Exercise details: Can you retype every record below exactly as written?

-------- Data supplied --------

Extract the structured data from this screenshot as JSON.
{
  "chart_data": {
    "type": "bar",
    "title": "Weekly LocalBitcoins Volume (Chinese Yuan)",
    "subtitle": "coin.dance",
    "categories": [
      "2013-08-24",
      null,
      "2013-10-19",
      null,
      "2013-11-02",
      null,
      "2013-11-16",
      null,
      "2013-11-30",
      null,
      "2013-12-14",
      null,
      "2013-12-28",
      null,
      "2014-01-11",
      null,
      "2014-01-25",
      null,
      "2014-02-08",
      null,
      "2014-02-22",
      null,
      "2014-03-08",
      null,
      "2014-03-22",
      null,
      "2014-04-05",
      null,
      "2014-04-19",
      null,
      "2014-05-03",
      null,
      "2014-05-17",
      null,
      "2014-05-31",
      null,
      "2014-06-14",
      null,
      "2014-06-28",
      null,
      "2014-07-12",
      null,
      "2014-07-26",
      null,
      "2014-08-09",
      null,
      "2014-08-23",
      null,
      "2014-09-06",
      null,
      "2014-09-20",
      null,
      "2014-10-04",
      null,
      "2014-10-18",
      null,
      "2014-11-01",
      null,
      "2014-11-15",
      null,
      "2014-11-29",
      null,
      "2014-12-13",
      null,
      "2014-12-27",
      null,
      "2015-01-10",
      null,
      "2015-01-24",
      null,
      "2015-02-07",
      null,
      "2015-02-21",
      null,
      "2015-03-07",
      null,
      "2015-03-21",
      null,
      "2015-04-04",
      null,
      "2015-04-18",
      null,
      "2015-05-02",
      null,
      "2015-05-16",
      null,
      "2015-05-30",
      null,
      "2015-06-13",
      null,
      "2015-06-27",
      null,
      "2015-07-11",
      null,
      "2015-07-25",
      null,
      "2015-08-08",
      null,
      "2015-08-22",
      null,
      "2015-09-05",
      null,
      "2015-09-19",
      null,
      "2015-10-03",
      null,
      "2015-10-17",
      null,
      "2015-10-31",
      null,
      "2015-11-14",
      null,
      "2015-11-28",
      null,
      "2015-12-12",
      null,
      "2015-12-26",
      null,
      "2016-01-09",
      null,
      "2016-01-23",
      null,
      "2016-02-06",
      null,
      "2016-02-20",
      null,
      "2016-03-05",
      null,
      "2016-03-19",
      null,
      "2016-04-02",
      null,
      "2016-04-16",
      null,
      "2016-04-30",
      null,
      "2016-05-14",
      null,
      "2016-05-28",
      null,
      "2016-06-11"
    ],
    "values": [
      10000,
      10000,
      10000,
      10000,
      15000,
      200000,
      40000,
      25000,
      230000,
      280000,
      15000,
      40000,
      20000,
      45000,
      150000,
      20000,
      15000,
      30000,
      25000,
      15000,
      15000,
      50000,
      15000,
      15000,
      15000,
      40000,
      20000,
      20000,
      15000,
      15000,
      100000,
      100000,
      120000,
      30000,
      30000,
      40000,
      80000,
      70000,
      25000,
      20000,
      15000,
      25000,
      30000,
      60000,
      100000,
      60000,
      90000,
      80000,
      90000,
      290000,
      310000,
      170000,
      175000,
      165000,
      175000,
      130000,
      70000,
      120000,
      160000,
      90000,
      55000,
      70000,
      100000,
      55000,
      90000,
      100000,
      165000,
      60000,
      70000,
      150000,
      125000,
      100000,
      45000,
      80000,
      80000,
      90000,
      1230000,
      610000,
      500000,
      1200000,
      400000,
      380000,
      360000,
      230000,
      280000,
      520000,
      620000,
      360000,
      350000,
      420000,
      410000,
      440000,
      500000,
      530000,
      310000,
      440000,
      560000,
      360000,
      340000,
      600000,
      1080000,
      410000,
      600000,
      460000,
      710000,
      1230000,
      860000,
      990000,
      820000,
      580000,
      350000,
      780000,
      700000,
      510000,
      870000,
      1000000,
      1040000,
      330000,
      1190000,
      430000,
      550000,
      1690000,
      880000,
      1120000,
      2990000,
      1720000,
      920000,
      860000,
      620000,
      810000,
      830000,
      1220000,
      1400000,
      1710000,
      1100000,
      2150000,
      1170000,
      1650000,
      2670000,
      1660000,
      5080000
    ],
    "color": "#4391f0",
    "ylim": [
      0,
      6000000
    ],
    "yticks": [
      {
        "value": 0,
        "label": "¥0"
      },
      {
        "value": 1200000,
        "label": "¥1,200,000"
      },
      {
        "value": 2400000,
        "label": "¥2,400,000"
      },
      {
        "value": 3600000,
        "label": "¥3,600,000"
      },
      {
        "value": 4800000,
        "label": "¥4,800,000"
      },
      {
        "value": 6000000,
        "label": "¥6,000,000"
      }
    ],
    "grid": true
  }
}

--------

The output:
Extract the structured data from this screenshot as JSON.
{
  "chart_data": {
    "type": "bar",
    "title": "Weekly LocalBitcoins Volume (Chinese Yuan)",
    "subtitle": "coin.dance",
    "categories": [
      "2013-08-24",
      null,
      "2013-10-19",
      null,
      "2013-11-02",
      null,
      "2013-11-16",
      null,
      "2013-11-30",
      null,
      "2013-12-14",
      null,
      "2013-12-28",
      null,
      "2014-01-11",
      null,
      "2014-01-25",
      null,
      "2014-02-08",
      null,
      "2014-02-22",
      null,
      "2014-03-08",
      null,
      "2014-03-22",
      null,
      "2014-04-05",
      null,
      "2014-04-19",
      null,
      "2014-05-03",
      null,
      "2014-05-17",
      null,
      "2014-05-31",
      null,
      "2014-06-14",
      null,
      "2014-06-28",
      null,
      "2014-07-12",
      null,
      "2014-07-26",
      null,
      "2014-08-09",
      null,
      "2014-08-23",
      null,
      "2014-09-06",
      null,
      "2014-09-20",
      null,
      "2014-10-04",
      null,
      "2014-10-18",
      null,
      "2014-11-01",
      null,
      "2014-11-15",
      null,
      "2014-11-29",
      null,
      "2014-12-13",
      null,
      "2014-12-27",
      null,
      "2015-01-10",
      null,
      "2015-01-24",
      null,
      "2015-02-07",
      null,
      "2015-02-21",
      null,
      "2015-03-07",
      null,
      "2015-03-21",
      null,
      "2015-04-04",
      null,
      "2015-04-18",
      null,
      "2015-05-02",
      null,
      "2015-05-16",
      null,
      "2015-05-30",
      null,
      "2015-06-13",
      null,
      "2015-06-27",
      null,
      "2015-07-11",
      null,
      "2015-07-25",
      null,
      "2015-08-08",
      null,
      "2015-08-22",
      null,
      "2015-09-05",
      null,
      "2015-09-19",
      null,
      "2015-10-03",
      null,
      "2015-10-17",
      null,
      "2015-10-31",
      null,
      "2015-11-14",
      null,
      "2015-11-28",
      null,
      "2015-12-12",
      null,
      "2015-12-26",
      null,
      "2016-01-09",
      null,
      "2016-01-23",
      null,
      "2016-02-06",
      null,
      "2016-02-20",
      null,
      "2016-03-05",
      null,
      "2016-03-19",
      null,
      "2016-04-02",
      null,
      "2016-04-16",
      null,
      "2016-04-30",
      null,
      "2016-05-14",
      null,
      "2016-05-28",
      null,
      "2016-06-11"
    ],
    "values": [
      10000,
      10000,
      10000,
      10000,
      15000,
      200000,
      40000,
      25000,
      230000,
      280000,
      15000,
      40000,
      20000,
      45000,
      150000,
      20000,
      15000,
      30000,
      25000,
      15000,
      15000,
      50000,
      15000,
      15000,
      15000,
      40000,
      20000,
      20000,
      15000,
      15000,
      100000,
      100000,
      120000,
      30000,
      30000,
      40000,
      80000,
      70000,
      25000,
      20000,
      15000,
      25000,
      30000,
      60000,
      100000,
      60000,
      90000,
      80000,
      90000,
      290000,
      310000,
      170000,
      175000,
      165000,
      175000,
      130000,
      70000,
      120000,
      160000,
      90000,
      55000,
      70000,
      100000,
      55000,
      90000,
      100000,
      165000,
      60000,
      70000,
      150000,
      125000,
      100000,
      45000,
      80000,
      80000,
      90000,
      1230000,
      610000,
      500000,
      1200000,
      400000,
      380000,
      360000,
      230000,
      280000,
      520000,
      620000,
      360000,
      350000,
      420000,
      410000,
      440000,
      500000,
      530000,
      310000,
      440000,
      560000,
      360000,
      340000,
      600000,
      1080000,
      410000,
      600000,
      460000,
      710000,
      1230000,
      860000,
      990000,
      820000,
      580000,
      350000,
      780000,
      700000,
      510000,
      870000,
      1000000,
      1040000,
      330000,
      1190000,
      430000,
      550000,
      1690000,
      880000,
      1120000,
      2990000,
      1720000,
      920000,
      860000,
      620000,
      810000,
      830000,
      1220000,
      1400000,
      1710000,
      1100000,
      2150000,
      1170000,
      1650000,
      2670000,
      1660000,
      5080000
    ],
    "color": "#4391f0",
    "ylim": [
      0,
      6000000
    ],
    "yticks": [
      {
        "value": 0,
        "label": "¥0"
      },
      {
        "value": 1200000,
        "label": "¥1,200,000"
      },
      {
        "value": 2400000,
        "label": "¥2,400,000"
      },
      {
        "value": 3600000,
        "label": "¥3,600,000"
      },
      {
        "value": 4800000,
        "label": "¥4,800,000"
      },
      {
        "value": 6000000,
        "label": "¥6,000,000"
      }
    ],
    "grid": true
  }
}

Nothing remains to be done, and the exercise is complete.